- [DIRECTIONS FOR THIS TASK]: Copy every one of the following rows word for word, keeping each character and each row in its original order.

(Entries from a dataset)
##########
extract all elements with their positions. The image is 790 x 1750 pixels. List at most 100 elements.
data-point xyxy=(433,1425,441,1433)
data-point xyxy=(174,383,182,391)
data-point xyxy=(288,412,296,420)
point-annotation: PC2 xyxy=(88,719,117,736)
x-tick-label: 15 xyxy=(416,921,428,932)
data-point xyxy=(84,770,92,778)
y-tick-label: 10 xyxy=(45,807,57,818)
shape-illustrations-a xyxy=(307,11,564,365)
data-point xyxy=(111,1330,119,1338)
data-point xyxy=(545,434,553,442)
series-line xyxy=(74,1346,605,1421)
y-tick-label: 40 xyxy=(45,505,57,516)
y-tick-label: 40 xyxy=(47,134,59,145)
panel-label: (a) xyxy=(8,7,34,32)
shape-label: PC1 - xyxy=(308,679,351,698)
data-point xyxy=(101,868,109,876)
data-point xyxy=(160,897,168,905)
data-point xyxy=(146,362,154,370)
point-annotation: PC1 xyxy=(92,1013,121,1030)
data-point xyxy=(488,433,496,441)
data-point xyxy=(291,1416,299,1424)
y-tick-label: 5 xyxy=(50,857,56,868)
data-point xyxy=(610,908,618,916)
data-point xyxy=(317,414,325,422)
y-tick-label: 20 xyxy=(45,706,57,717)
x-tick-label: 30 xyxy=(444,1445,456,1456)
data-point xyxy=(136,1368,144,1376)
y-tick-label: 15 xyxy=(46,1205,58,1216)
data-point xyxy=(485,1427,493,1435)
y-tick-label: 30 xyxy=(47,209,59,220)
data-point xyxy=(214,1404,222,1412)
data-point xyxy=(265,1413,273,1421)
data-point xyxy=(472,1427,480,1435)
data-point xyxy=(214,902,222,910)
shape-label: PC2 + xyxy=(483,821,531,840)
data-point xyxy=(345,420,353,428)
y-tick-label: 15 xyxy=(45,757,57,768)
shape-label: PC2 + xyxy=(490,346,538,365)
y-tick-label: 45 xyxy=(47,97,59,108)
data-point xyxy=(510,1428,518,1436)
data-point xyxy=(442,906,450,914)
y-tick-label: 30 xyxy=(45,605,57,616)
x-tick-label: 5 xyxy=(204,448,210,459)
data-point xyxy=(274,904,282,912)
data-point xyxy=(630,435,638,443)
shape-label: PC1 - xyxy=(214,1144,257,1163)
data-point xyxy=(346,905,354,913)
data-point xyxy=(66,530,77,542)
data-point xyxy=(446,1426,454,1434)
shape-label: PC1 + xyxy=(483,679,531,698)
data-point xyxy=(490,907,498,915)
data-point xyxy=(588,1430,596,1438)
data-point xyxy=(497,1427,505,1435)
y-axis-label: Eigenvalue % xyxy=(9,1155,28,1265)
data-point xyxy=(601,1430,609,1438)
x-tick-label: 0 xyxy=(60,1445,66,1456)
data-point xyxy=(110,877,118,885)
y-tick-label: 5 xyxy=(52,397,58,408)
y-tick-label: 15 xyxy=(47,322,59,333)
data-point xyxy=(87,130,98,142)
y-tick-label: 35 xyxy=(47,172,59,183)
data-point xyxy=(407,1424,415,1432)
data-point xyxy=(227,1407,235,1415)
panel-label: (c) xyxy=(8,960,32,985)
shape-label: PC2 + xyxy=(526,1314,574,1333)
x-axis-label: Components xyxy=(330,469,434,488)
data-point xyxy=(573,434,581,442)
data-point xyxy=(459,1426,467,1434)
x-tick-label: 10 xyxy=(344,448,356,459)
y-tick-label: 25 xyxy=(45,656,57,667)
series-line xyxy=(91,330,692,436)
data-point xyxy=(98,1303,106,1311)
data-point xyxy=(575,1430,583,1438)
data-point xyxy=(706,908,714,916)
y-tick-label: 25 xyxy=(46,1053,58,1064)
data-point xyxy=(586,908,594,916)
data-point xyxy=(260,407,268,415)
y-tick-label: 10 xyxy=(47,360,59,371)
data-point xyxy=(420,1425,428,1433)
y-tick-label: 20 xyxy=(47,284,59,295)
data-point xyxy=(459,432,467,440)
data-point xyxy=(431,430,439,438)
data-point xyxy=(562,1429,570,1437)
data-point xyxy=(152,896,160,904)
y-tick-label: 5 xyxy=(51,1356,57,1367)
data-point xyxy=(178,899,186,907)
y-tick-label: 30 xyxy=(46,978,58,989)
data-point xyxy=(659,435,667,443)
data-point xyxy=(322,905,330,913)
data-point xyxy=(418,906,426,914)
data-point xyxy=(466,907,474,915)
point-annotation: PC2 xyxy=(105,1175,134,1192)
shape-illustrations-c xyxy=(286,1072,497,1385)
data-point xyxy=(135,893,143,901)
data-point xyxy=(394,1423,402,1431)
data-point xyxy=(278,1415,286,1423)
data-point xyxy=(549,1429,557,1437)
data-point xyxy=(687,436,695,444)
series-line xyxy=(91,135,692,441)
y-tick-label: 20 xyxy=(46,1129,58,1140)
##########
- [COMPLETE ANSWER]:
extract all elements with their positions. The image is 790 x 1750 pixels. List at most 100 elements.
data-point xyxy=(433,1425,441,1433)
data-point xyxy=(174,383,182,391)
data-point xyxy=(288,412,296,420)
point-annotation: PC2 xyxy=(88,719,117,736)
x-tick-label: 15 xyxy=(416,921,428,932)
data-point xyxy=(84,770,92,778)
y-tick-label: 10 xyxy=(45,807,57,818)
shape-illustrations-a xyxy=(307,11,564,365)
data-point xyxy=(111,1330,119,1338)
data-point xyxy=(545,434,553,442)
series-line xyxy=(74,1346,605,1421)
y-tick-label: 40 xyxy=(45,505,57,516)
y-tick-label: 40 xyxy=(47,134,59,145)
panel-label: (a) xyxy=(8,7,34,32)
shape-label: PC1 - xyxy=(308,679,351,698)
data-point xyxy=(101,868,109,876)
data-point xyxy=(160,897,168,905)
data-point xyxy=(146,362,154,370)
point-annotation: PC1 xyxy=(92,1013,121,1030)
data-point xyxy=(488,433,496,441)
data-point xyxy=(291,1416,299,1424)
y-tick-label: 5 xyxy=(50,857,56,868)
data-point xyxy=(610,908,618,916)
data-point xyxy=(317,414,325,422)
y-tick-label: 20 xyxy=(45,706,57,717)
x-tick-label: 30 xyxy=(444,1445,456,1456)
data-point xyxy=(136,1368,144,1376)
y-tick-label: 15 xyxy=(46,1205,58,1216)
data-point xyxy=(485,1427,493,1435)
y-tick-label: 30 xyxy=(47,209,59,220)
data-point xyxy=(214,1404,222,1412)
data-point xyxy=(265,1413,273,1421)
data-point xyxy=(472,1427,480,1435)
data-point xyxy=(214,902,222,910)
shape-label: PC2 + xyxy=(483,821,531,840)
data-point xyxy=(345,420,353,428)
y-tick-label: 15 xyxy=(45,757,57,768)
shape-label: PC2 + xyxy=(490,346,538,365)
y-tick-label: 45 xyxy=(47,97,59,108)
data-point xyxy=(510,1428,518,1436)
data-point xyxy=(442,906,450,914)
y-tick-label: 30 xyxy=(45,605,57,616)
x-tick-label: 5 xyxy=(204,448,210,459)
data-point xyxy=(274,904,282,912)
data-point xyxy=(630,435,638,443)
shape-label: PC1 - xyxy=(214,1144,257,1163)
data-point xyxy=(346,905,354,913)
data-point xyxy=(66,530,77,542)
data-point xyxy=(446,1426,454,1434)
shape-label: PC1 + xyxy=(483,679,531,698)
data-point xyxy=(490,907,498,915)
data-point xyxy=(588,1430,596,1438)
data-point xyxy=(497,1427,505,1435)
y-axis-label: Eigenvalue % xyxy=(9,1155,28,1265)
data-point xyxy=(601,1430,609,1438)
x-tick-label: 0 xyxy=(60,1445,66,1456)
data-point xyxy=(110,877,118,885)
y-tick-label: 5 xyxy=(52,397,58,408)
y-tick-label: 15 xyxy=(47,322,59,333)
data-point xyxy=(87,130,98,142)
y-tick-label: 35 xyxy=(47,172,59,183)
data-point xyxy=(407,1424,415,1432)
data-point xyxy=(227,1407,235,1415)
panel-label: (c) xyxy=(8,960,32,985)
shape-label: PC2 + xyxy=(526,1314,574,1333)
x-axis-label: Components xyxy=(330,469,434,488)
data-point xyxy=(573,434,581,442)
data-point xyxy=(459,1426,467,1434)
x-tick-label: 10 xyxy=(344,448,356,459)
y-tick-label: 25 xyxy=(45,656,57,667)
series-line xyxy=(91,330,692,436)
data-point xyxy=(98,1303,106,1311)
data-point xyxy=(575,1430,583,1438)
data-point xyxy=(706,908,714,916)
y-tick-label: 25 xyxy=(46,1053,58,1064)
data-point xyxy=(586,908,594,916)
data-point xyxy=(260,407,268,415)
y-tick-label: 10 xyxy=(47,360,59,371)
data-point xyxy=(420,1425,428,1433)
y-tick-label: 20 xyxy=(47,284,59,295)
data-point xyxy=(459,432,467,440)
data-point xyxy=(431,430,439,438)
data-point xyxy=(562,1429,570,1437)
data-point xyxy=(152,896,160,904)
y-tick-label: 5 xyxy=(51,1356,57,1367)
data-point xyxy=(178,899,186,907)
y-tick-label: 30 xyxy=(46,978,58,989)
data-point xyxy=(659,435,667,443)
data-point xyxy=(322,905,330,913)
data-point xyxy=(418,906,426,914)
data-point xyxy=(466,907,474,915)
point-annotation: PC2 xyxy=(105,1175,134,1192)
shape-illustrations-c xyxy=(286,1072,497,1385)
data-point xyxy=(135,893,143,901)
data-point xyxy=(394,1423,402,1431)
data-point xyxy=(278,1415,286,1423)
data-point xyxy=(549,1429,557,1437)
data-point xyxy=(687,436,695,444)
series-line xyxy=(91,135,692,441)
y-tick-label: 20 xyxy=(46,1129,58,1140)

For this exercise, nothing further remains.